**What is being asked**
In the listing below, locate the lines that hold "项目名称" and copy them.
☆ ☆ ☆ ☆ ☆
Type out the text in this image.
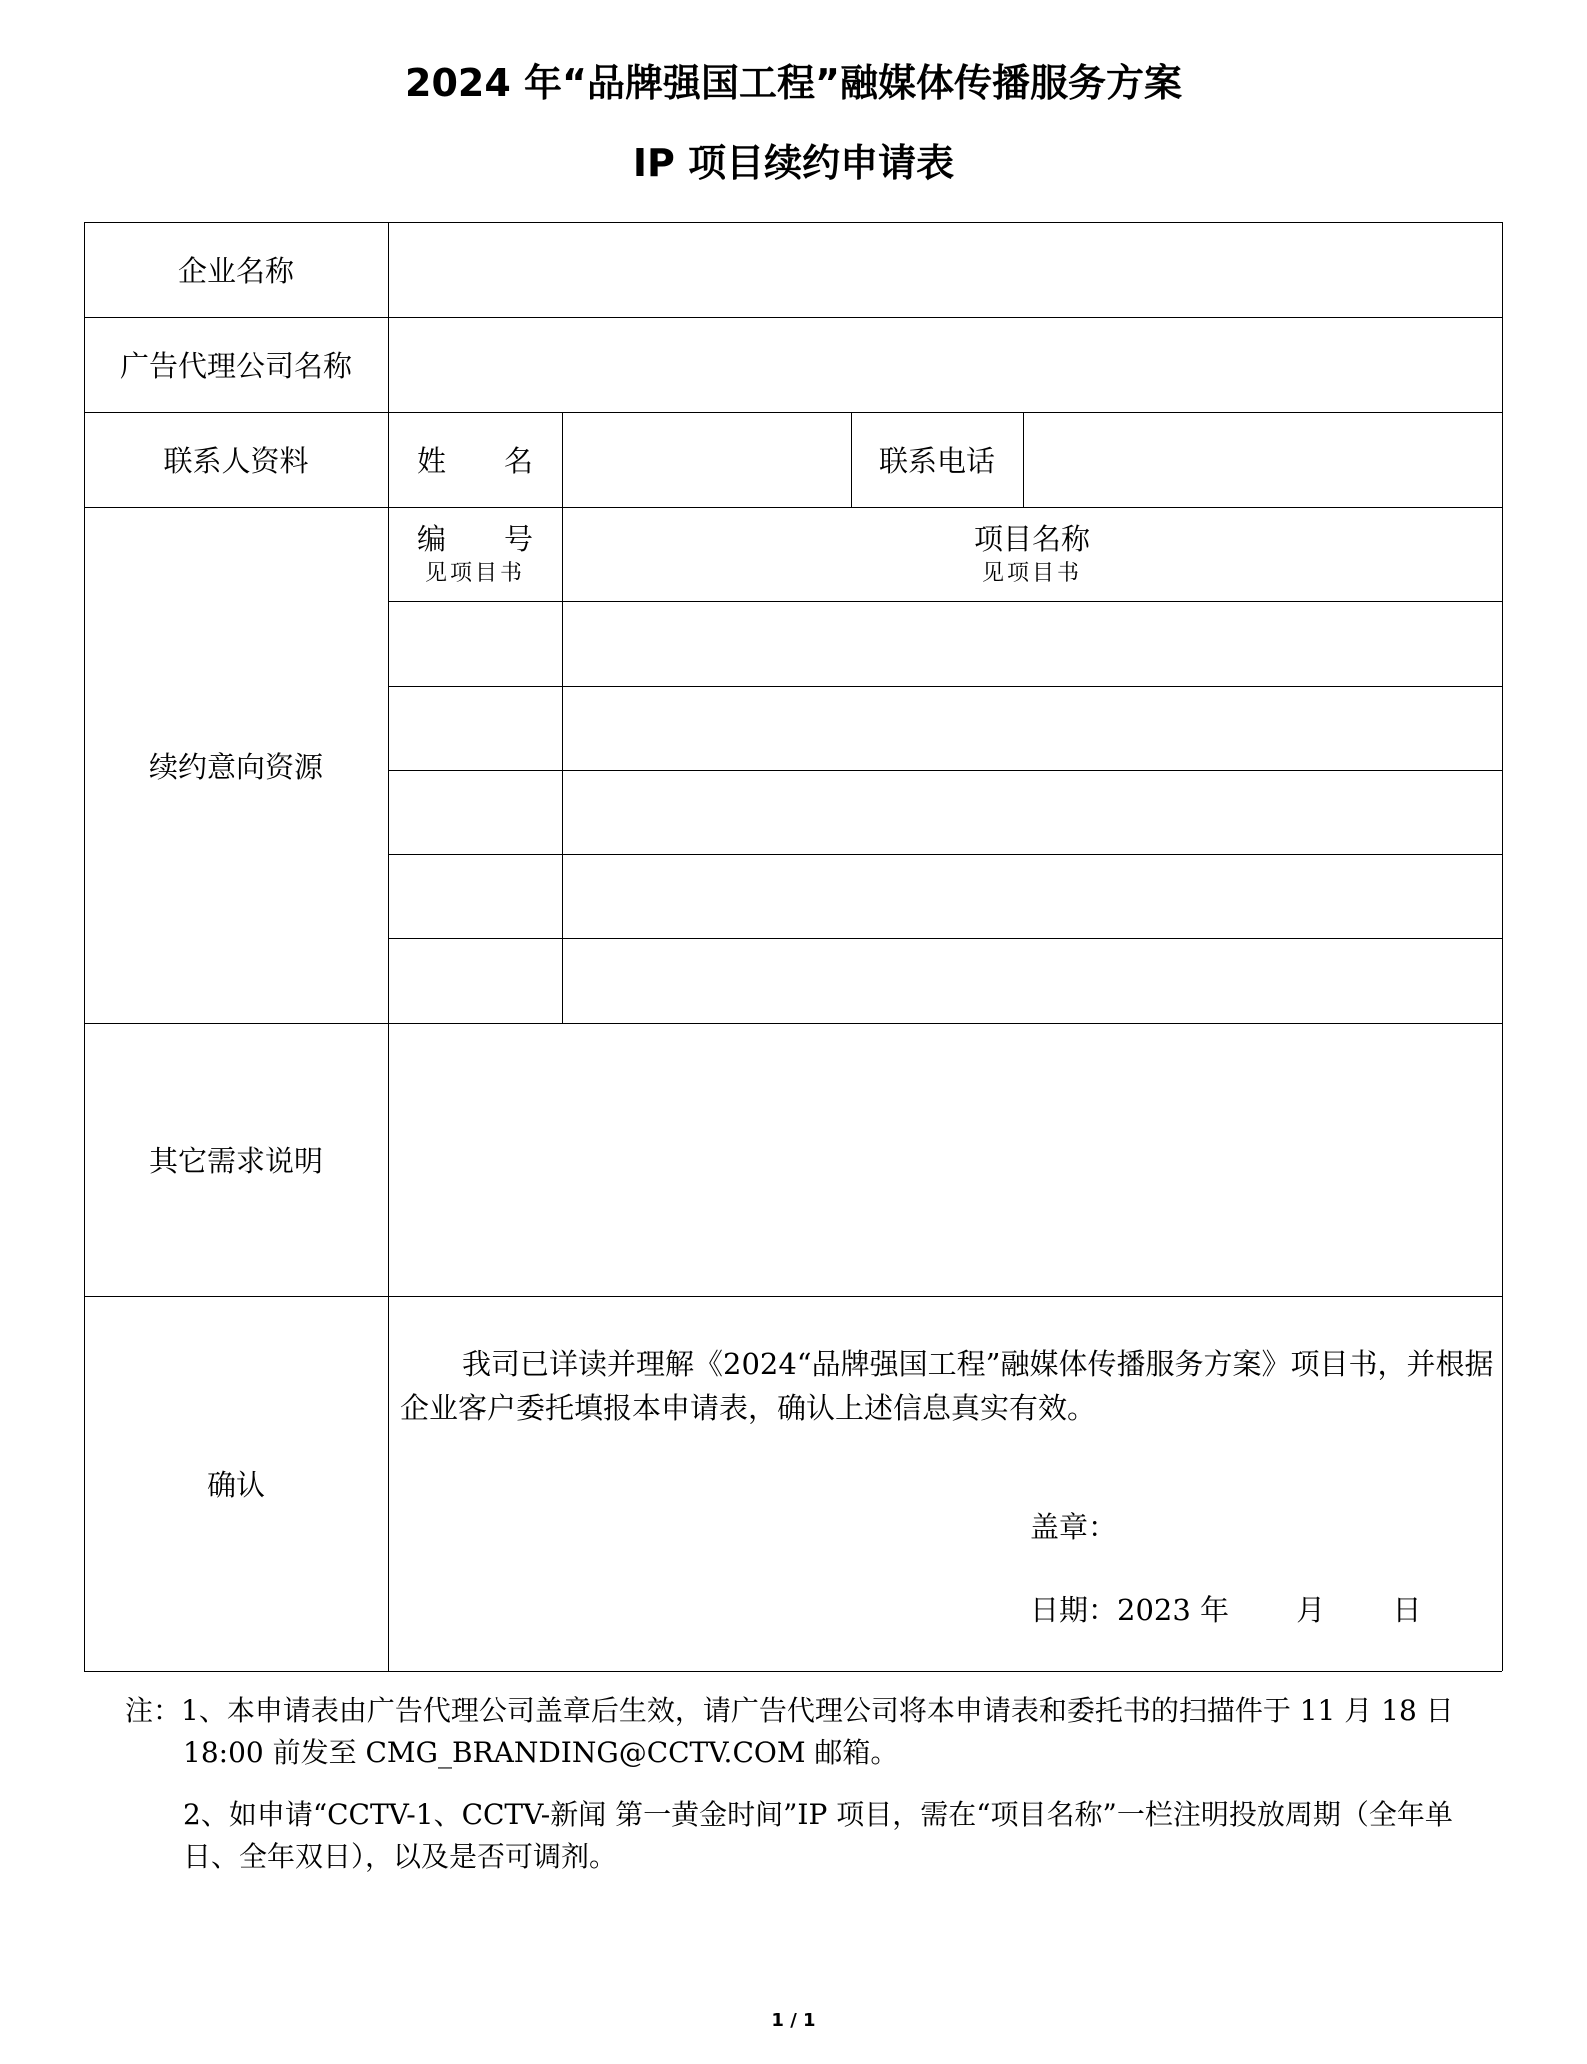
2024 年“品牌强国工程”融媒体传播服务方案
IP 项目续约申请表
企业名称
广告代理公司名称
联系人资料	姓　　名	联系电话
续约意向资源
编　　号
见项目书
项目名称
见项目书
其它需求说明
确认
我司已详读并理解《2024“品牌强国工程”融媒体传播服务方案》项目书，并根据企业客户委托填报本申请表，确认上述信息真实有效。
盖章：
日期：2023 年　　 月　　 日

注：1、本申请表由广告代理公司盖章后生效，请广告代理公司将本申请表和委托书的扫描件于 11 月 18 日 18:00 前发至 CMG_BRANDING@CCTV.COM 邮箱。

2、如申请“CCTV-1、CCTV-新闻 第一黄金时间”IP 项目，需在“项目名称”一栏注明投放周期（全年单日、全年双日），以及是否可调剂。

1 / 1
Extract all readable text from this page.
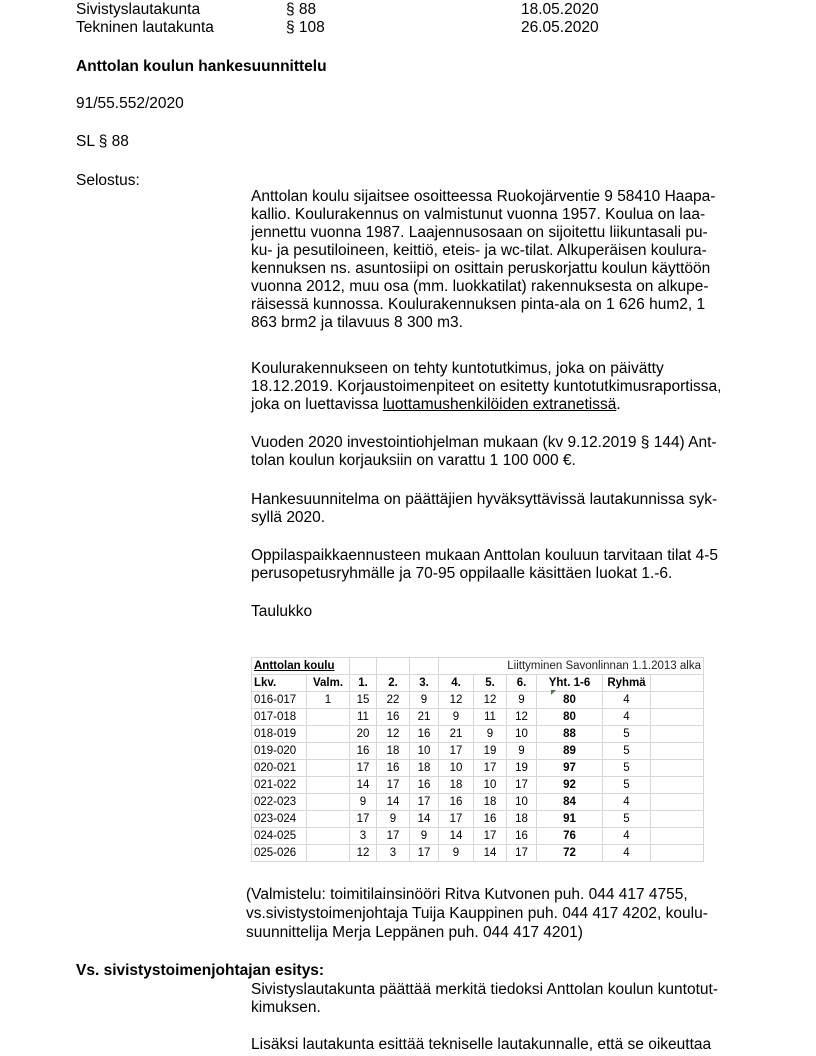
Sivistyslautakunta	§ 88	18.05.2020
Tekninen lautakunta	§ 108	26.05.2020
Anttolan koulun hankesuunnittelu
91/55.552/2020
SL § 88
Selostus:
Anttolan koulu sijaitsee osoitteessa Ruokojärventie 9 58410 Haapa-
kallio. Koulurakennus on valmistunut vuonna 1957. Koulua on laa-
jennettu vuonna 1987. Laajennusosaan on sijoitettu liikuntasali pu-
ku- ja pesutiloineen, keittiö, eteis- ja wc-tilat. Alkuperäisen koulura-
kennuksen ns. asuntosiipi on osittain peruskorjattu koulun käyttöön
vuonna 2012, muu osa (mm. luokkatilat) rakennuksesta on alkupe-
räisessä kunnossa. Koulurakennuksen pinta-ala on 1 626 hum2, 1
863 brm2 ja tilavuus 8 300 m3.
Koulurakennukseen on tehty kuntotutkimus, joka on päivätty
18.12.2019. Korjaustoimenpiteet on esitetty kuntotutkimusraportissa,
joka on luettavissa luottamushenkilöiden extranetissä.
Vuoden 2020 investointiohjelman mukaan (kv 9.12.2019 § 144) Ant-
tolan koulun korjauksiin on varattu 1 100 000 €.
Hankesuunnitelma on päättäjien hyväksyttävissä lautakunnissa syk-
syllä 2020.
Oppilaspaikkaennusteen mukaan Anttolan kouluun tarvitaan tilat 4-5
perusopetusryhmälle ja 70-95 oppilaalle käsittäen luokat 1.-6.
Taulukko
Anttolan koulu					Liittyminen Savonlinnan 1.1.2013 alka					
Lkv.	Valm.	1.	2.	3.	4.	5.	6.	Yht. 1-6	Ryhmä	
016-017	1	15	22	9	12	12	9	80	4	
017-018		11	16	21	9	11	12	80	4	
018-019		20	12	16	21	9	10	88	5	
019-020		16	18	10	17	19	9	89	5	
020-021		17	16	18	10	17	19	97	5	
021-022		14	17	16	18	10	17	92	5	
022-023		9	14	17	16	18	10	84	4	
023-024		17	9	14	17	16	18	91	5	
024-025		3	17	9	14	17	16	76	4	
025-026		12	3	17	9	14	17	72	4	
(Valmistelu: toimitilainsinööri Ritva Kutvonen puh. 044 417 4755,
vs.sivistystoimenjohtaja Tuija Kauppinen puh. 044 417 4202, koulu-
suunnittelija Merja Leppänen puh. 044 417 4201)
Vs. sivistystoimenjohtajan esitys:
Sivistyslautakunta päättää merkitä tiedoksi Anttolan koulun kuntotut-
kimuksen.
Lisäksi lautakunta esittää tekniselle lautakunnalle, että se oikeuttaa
☆ ☆ ☆ ☆ ☆
**Exercise solution**
项目名称
2、如申请“CCTV-1、CCTV-新闻 第一黄金时间”IP 项目，需在“项目名称”一栏注明投放周期（全年单日、全年双日），以及是否可调剂。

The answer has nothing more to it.